— Start of Record extracts —
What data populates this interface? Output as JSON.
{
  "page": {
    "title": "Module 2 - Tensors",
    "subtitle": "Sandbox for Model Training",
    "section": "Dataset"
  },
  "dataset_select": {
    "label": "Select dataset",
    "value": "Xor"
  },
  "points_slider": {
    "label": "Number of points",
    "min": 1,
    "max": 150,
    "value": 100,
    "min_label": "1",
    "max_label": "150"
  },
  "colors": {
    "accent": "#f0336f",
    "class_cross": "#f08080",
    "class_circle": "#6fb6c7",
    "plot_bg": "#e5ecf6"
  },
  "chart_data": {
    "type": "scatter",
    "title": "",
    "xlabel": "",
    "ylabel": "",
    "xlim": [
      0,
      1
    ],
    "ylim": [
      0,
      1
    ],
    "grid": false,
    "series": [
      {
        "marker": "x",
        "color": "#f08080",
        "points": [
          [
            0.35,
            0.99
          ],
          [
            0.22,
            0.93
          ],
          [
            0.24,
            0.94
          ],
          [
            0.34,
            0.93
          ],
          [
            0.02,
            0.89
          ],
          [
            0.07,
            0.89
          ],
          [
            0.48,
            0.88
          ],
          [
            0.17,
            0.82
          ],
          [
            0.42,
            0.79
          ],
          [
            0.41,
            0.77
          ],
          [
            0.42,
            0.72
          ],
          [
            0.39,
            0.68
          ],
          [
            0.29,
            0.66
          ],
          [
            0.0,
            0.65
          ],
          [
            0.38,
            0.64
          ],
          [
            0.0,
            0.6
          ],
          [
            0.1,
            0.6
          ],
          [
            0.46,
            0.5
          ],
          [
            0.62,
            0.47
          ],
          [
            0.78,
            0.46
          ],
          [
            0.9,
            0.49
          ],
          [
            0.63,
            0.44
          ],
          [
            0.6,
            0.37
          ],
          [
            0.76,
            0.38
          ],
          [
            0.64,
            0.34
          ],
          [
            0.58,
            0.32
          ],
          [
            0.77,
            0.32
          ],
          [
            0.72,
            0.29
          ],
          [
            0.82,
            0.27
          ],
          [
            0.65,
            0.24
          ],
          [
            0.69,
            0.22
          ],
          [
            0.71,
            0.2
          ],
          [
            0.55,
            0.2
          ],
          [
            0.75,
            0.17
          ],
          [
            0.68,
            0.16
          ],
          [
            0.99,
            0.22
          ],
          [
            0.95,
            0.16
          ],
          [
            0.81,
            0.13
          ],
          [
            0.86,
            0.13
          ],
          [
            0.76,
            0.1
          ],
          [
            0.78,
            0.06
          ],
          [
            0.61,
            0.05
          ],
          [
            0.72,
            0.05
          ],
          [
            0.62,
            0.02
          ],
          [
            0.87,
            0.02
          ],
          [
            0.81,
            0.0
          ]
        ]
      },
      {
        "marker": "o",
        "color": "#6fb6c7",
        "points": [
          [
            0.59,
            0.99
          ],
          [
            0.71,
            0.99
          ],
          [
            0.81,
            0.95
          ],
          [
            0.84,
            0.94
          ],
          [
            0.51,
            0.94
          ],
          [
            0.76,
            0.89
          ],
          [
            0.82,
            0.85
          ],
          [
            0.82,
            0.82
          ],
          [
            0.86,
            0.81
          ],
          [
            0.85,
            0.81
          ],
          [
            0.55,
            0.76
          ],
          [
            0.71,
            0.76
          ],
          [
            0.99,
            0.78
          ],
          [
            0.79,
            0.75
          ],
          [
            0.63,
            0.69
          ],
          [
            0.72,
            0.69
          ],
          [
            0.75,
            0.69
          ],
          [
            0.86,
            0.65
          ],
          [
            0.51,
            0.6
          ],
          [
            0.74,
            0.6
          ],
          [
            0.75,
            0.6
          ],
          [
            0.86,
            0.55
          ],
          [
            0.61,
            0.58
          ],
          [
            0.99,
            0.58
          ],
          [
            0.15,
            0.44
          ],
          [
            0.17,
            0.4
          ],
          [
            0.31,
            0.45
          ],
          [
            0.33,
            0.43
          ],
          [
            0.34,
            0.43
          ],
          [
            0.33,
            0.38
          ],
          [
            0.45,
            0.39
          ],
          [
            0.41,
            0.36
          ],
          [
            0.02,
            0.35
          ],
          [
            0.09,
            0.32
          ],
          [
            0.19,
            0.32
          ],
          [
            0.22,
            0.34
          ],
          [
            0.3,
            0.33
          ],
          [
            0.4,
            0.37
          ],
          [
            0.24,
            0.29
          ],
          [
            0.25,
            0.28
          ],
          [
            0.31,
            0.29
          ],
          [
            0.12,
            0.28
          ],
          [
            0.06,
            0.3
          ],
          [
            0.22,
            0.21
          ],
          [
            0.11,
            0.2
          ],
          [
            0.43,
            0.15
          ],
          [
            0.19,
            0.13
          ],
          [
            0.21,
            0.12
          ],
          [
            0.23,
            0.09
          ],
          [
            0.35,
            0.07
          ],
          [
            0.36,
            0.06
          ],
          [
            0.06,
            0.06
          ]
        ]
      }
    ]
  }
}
— End of Record extracts —
**Exercise:** Repeat the records above exactly.

**Correct result:**
What data populates this interface? Output as JSON.
{
  "page": {
    "title": "Module 2 - Tensors",
    "subtitle": "Sandbox for Model Training",
    "section": "Dataset"
  },
  "dataset_select": {
    "label": "Select dataset",
    "value": "Xor"
  },
  "points_slider": {
    "label": "Number of points",
    "min": 1,
    "max": 150,
    "value": 100,
    "min_label": "1",
    "max_label": "150"
  },
  "colors": {
    "accent": "#f0336f",
    "class_cross": "#f08080",
    "class_circle": "#6fb6c7",
    "plot_bg": "#e5ecf6"
  },
  "chart_data": {
    "type": "scatter",
    "title": "",
    "xlabel": "",
    "ylabel": "",
    "xlim": [
      0,
      1
    ],
    "ylim": [
      0,
      1
    ],
    "grid": false,
    "series": [
      {
        "marker": "x",
        "color": "#f08080",
        "points": [
          [
            0.35,
            0.99
          ],
          [
            0.22,
            0.93
          ],
          [
            0.24,
            0.94
          ],
          [
            0.34,
            0.93
          ],
          [
            0.02,
            0.89
          ],
          [
            0.07,
            0.89
          ],
          [
            0.48,
            0.88
          ],
          [
            0.17,
            0.82
          ],
          [
            0.42,
            0.79
          ],
          [
            0.41,
            0.77
          ],
          [
            0.42,
            0.72
          ],
          [
            0.39,
            0.68
          ],
          [
            0.29,
            0.66
          ],
          [
            0.0,
            0.65
          ],
          [
            0.38,
            0.64
          ],
          [
            0.0,
            0.6
          ],
          [
            0.1,
            0.6
          ],
          [
            0.46,
            0.5
          ],
          [
            0.62,
            0.47
          ],
          [
            0.78,
            0.46
          ],
          [
            0.9,
            0.49
          ],
          [
            0.63,
            0.44
          ],
          [
            0.6,
            0.37
          ],
          [
            0.76,
            0.38
          ],
          [
            0.64,
            0.34
          ],
          [
            0.58,
            0.32
          ],
          [
            0.77,
            0.32
          ],
          [
            0.72,
            0.29
          ],
          [
            0.82,
            0.27
          ],
          [
            0.65,
            0.24
          ],
          [
            0.69,
            0.22
          ],
          [
            0.71,
            0.2
          ],
          [
            0.55,
            0.2
          ],
          [
            0.75,
            0.17
          ],
          [
            0.68,
            0.16
          ],
          [
            0.99,
            0.22
          ],
          [
            0.95,
            0.16
          ],
          [
            0.81,
            0.13
          ],
          [
            0.86,
            0.13
          ],
          [
            0.76,
            0.1
          ],
          [
            0.78,
            0.06
          ],
          [
            0.61,
            0.05
          ],
          [
            0.72,
            0.05
          ],
          [
            0.62,
            0.02
          ],
          [
            0.87,
            0.02
          ],
          [
            0.81,
            0.0
          ]
        ]
      },
      {
        "marker": "o",
        "color": "#6fb6c7",
        "points": [
          [
            0.59,
            0.99
          ],
          [
            0.71,
            0.99
          ],
          [
            0.81,
            0.95
          ],
          [
            0.84,
            0.94
          ],
          [
            0.51,
            0.94
          ],
          [
            0.76,
            0.89
          ],
          [
            0.82,
            0.85
          ],
          [
            0.82,
            0.82
          ],
          [
            0.86,
            0.81
          ],
          [
            0.85,
            0.81
          ],
          [
            0.55,
            0.76
          ],
          [
            0.71,
            0.76
          ],
          [
            0.99,
            0.78
          ],
          [
            0.79,
            0.75
          ],
          [
            0.63,
            0.69
          ],
          [
            0.72,
            0.69
          ],
          [
            0.75,
            0.69
          ],
          [
            0.86,
            0.65
          ],
          [
            0.51,
            0.6
          ],
          [
            0.74,
            0.6
          ],
          [
            0.75,
            0.6
          ],
          [
            0.86,
            0.55
          ],
          [
            0.61,
            0.58
          ],
          [
            0.99,
            0.58
          ],
          [
            0.15,
            0.44
          ],
          [
            0.17,
            0.4
          ],
          [
            0.31,
            0.45
          ],
          [
            0.33,
            0.43
          ],
          [
            0.34,
            0.43
          ],
          [
            0.33,
            0.38
          ],
          [
            0.45,
            0.39
          ],
          [
            0.41,
            0.36
          ],
          [
            0.02,
            0.35
          ],
          [
            0.09,
            0.32
          ],
          [
            0.19,
            0.32
          ],
          [
            0.22,
            0.34
          ],
          [
            0.3,
            0.33
          ],
          [
            0.4,
            0.37
          ],
          [
            0.24,
            0.29
          ],
          [
            0.25,
            0.28
          ],
          [
            0.31,
            0.29
          ],
          [
            0.12,
            0.28
          ],
          [
            0.06,
            0.3
          ],
          [
            0.22,
            0.21
          ],
          [
            0.11,
            0.2
          ],
          [
            0.43,
            0.15
          ],
          [
            0.19,
            0.13
          ],
          [
            0.21,
            0.12
          ],
          [
            0.23,
            0.09
          ],
          [
            0.35,
            0.07
          ],
          [
            0.36,
            0.06
          ],
          [
            0.06,
            0.06
          ]
        ]
      }
    ]
  }
}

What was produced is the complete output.